## Exercise brief
Copy every line of the listing that holds the string "operativo".

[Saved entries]
-- Start --

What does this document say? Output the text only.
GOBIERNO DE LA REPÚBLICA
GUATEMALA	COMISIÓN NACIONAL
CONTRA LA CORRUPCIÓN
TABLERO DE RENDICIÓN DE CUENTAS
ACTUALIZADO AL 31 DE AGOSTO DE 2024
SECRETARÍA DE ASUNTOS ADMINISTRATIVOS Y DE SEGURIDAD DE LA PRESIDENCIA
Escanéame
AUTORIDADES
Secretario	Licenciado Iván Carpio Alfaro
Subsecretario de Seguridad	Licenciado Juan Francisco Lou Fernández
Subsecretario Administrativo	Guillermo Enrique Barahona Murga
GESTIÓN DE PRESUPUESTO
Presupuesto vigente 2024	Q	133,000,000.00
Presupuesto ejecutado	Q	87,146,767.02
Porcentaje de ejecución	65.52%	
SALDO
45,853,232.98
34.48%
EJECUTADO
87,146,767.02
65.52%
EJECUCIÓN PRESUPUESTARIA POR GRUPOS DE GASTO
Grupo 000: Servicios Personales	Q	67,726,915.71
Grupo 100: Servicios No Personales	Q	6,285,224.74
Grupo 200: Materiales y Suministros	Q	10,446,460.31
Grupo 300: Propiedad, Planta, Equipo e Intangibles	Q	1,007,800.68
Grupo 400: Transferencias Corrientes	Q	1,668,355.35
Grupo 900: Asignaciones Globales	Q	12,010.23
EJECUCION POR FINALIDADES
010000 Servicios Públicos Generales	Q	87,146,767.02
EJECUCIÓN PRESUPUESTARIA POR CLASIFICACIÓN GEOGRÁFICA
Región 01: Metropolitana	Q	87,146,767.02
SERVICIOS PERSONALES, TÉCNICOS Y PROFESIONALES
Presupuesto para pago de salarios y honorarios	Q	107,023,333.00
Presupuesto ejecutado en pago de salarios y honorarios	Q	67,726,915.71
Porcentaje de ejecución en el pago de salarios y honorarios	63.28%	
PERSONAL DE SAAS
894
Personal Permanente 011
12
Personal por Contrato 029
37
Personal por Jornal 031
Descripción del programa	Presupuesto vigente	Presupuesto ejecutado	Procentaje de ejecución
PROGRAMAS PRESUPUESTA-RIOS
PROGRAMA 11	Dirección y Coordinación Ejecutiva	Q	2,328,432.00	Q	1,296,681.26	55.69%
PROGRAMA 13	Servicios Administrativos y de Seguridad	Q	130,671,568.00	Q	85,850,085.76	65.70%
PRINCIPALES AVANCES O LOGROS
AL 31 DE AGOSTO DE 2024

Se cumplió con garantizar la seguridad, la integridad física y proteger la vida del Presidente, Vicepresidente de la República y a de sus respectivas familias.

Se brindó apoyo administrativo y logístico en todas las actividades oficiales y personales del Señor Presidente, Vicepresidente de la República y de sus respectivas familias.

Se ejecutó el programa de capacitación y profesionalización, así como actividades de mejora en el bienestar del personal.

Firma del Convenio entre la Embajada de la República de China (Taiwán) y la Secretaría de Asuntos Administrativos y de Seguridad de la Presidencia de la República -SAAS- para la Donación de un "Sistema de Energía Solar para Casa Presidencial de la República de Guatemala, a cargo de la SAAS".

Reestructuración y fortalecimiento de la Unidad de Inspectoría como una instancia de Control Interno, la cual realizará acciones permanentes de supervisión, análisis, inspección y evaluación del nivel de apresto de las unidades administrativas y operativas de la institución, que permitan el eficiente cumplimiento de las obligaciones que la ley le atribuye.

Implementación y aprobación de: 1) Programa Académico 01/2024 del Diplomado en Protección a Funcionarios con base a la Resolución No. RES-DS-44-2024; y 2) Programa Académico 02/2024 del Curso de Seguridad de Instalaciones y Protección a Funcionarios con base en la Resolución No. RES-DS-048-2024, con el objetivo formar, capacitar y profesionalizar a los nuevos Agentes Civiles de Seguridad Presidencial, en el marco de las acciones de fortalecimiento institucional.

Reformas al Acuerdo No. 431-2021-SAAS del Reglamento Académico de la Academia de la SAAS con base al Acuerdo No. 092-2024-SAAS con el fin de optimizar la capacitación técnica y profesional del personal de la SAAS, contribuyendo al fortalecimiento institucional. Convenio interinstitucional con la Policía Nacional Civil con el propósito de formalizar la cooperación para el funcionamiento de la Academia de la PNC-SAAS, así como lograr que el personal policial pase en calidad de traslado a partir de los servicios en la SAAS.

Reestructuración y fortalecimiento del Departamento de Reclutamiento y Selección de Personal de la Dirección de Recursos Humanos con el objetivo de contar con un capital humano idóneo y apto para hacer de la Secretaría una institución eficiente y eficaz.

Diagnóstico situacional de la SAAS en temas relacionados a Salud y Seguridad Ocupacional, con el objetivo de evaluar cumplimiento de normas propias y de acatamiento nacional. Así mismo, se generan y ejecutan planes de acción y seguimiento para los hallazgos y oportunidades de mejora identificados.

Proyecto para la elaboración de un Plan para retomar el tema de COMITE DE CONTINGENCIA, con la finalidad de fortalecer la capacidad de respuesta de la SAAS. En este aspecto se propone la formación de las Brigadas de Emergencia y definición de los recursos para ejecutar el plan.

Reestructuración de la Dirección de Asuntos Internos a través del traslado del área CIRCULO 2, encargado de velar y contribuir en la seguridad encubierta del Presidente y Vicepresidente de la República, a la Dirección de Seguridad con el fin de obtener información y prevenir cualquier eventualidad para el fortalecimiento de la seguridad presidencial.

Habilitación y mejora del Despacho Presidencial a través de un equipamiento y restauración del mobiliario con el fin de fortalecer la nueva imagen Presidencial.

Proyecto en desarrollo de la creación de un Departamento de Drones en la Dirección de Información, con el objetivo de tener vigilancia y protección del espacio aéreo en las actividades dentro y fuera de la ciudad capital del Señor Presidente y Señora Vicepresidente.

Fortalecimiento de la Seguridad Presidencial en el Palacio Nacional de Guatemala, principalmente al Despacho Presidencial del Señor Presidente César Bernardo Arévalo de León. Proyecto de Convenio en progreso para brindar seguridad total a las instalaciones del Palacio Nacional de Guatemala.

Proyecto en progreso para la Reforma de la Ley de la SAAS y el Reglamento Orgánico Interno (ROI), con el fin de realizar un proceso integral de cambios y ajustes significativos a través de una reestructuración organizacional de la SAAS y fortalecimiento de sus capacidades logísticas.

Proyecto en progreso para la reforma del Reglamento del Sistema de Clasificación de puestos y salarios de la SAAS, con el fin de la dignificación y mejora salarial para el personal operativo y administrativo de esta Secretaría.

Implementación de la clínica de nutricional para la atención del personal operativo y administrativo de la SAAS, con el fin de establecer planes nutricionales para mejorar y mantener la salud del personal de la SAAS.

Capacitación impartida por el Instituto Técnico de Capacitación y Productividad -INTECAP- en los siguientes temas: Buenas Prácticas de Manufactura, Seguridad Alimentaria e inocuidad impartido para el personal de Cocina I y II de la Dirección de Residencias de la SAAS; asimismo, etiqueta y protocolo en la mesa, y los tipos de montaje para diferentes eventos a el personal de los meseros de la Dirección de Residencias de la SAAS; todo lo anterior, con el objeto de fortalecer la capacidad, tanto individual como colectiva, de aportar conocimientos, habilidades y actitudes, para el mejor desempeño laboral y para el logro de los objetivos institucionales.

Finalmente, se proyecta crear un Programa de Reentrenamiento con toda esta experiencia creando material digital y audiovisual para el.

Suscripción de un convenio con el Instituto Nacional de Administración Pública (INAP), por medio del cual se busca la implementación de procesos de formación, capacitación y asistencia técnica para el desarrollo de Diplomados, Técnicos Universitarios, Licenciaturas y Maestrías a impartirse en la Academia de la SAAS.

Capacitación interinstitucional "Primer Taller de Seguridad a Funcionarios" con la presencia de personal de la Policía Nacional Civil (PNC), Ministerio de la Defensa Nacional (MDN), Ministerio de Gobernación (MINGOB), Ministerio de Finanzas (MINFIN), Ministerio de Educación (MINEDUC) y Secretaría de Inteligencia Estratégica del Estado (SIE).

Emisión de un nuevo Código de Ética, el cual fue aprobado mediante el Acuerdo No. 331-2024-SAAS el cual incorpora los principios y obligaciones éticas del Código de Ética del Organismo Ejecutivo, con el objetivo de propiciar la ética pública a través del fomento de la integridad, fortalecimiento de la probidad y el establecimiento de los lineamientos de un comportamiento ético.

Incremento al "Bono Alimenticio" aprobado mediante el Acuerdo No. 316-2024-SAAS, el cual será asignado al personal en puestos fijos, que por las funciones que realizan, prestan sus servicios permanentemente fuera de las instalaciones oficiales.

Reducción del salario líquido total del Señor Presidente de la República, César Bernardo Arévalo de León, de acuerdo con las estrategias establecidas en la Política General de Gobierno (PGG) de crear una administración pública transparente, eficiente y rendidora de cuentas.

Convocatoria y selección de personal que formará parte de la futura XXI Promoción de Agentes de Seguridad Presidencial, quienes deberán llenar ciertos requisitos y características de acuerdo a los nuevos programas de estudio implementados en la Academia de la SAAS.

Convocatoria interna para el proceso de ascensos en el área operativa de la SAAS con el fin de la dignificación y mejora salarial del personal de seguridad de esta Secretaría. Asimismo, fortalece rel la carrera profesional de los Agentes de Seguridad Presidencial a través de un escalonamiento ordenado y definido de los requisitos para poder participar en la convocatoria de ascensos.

-- End --

## Solution to this exercise
Proyecto en progreso para la reforma del Reglamento del Sistema de Clasificación de puestos y salarios de la SAAS, con el fin de la dignificación y mejora salarial para el personal operativo y administrativo de esta Secretaría.
Implementación de la clínica de nutricional para la atención del personal operativo y administrativo de la SAAS, con el fin de establecer planes nutricionales para mejorar y mantener la salud del personal de la SAAS.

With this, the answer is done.